EXERCISE INPUT ▸
━━━━━━━━━━━━━━━━

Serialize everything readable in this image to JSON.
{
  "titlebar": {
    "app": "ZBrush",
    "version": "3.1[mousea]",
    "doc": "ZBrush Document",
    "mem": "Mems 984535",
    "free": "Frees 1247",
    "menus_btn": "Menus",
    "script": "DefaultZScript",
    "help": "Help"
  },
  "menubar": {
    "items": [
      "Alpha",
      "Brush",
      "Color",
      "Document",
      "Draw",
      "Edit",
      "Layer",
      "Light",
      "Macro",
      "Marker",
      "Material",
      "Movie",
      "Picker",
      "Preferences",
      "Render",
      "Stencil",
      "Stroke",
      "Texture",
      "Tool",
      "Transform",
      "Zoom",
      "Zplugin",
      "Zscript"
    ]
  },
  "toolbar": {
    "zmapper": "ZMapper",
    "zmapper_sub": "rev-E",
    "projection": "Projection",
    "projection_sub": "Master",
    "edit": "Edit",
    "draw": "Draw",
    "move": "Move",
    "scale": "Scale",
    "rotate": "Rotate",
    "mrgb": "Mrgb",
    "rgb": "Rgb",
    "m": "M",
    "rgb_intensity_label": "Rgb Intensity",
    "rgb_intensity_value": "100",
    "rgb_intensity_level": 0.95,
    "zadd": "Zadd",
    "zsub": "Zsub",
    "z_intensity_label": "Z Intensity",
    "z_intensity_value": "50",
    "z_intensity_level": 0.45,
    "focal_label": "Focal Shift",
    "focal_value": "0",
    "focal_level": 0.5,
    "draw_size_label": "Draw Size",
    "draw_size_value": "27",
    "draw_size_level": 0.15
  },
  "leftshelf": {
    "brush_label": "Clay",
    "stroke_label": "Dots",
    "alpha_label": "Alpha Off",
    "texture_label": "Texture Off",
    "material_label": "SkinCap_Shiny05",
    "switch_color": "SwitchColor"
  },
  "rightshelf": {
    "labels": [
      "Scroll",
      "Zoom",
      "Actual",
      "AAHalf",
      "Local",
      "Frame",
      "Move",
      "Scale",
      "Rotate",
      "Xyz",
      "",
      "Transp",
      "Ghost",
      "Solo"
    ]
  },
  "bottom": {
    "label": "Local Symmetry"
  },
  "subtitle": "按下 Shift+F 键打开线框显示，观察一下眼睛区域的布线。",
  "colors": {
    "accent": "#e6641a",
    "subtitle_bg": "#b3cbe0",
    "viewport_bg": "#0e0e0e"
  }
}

━━━━━━━━━━━━━━━━

EXERCISE ▸ Make an exact copy of the material above.

RESPONSE TO THE TASK ▸
Serialize everything readable in this image to JSON.
{
  "titlebar": {
    "app": "ZBrush",
    "version": "3.1[mousea]",
    "doc": "ZBrush Document",
    "mem": "Mems 984535",
    "free": "Frees 1247",
    "menus_btn": "Menus",
    "script": "DefaultZScript",
    "help": "Help"
  },
  "menubar": {
    "items": [
      "Alpha",
      "Brush",
      "Color",
      "Document",
      "Draw",
      "Edit",
      "Layer",
      "Light",
      "Macro",
      "Marker",
      "Material",
      "Movie",
      "Picker",
      "Preferences",
      "Render",
      "Stencil",
      "Stroke",
      "Texture",
      "Tool",
      "Transform",
      "Zoom",
      "Zplugin",
      "Zscript"
    ]
  },
  "toolbar": {
    "zmapper": "ZMapper",
    "zmapper_sub": "rev-E",
    "projection": "Projection",
    "projection_sub": "Master",
    "edit": "Edit",
    "draw": "Draw",
    "move": "Move",
    "scale": "Scale",
    "rotate": "Rotate",
    "mrgb": "Mrgb",
    "rgb": "Rgb",
    "m": "M",
    "rgb_intensity_label": "Rgb Intensity",
    "rgb_intensity_value": "100",
    "rgb_intensity_level": 0.95,
    "zadd": "Zadd",
    "zsub": "Zsub",
    "z_intensity_label": "Z Intensity",
    "z_intensity_value": "50",
    "z_intensity_level": 0.45,
    "focal_label": "Focal Shift",
    "focal_value": "0",
    "focal_level": 0.5,
    "draw_size_label": "Draw Size",
    "draw_size_value": "27",
    "draw_size_level": 0.15
  },
  "leftshelf": {
    "brush_label": "Clay",
    "stroke_label": "Dots",
    "alpha_label": "Alpha Off",
    "texture_label": "Texture Off",
    "material_label": "SkinCap_Shiny05",
    "switch_color": "SwitchColor"
  },
  "rightshelf": {
    "labels": [
      "Scroll",
      "Zoom",
      "Actual",
      "AAHalf",
      "Local",
      "Frame",
      "Move",
      "Scale",
      "Rotate",
      "Xyz",
      "",
      "Transp",
      "Ghost",
      "Solo"
    ]
  },
  "bottom": {
    "label": "Local Symmetry"
  },
  "subtitle": "按下 Shift+F 键打开线框显示，观察一下眼睛区域的布线。",
  "colors": {
    "accent": "#e6641a",
    "subtitle_bg": "#b3cbe0",
    "viewport_bg": "#0e0e0e"
  }
}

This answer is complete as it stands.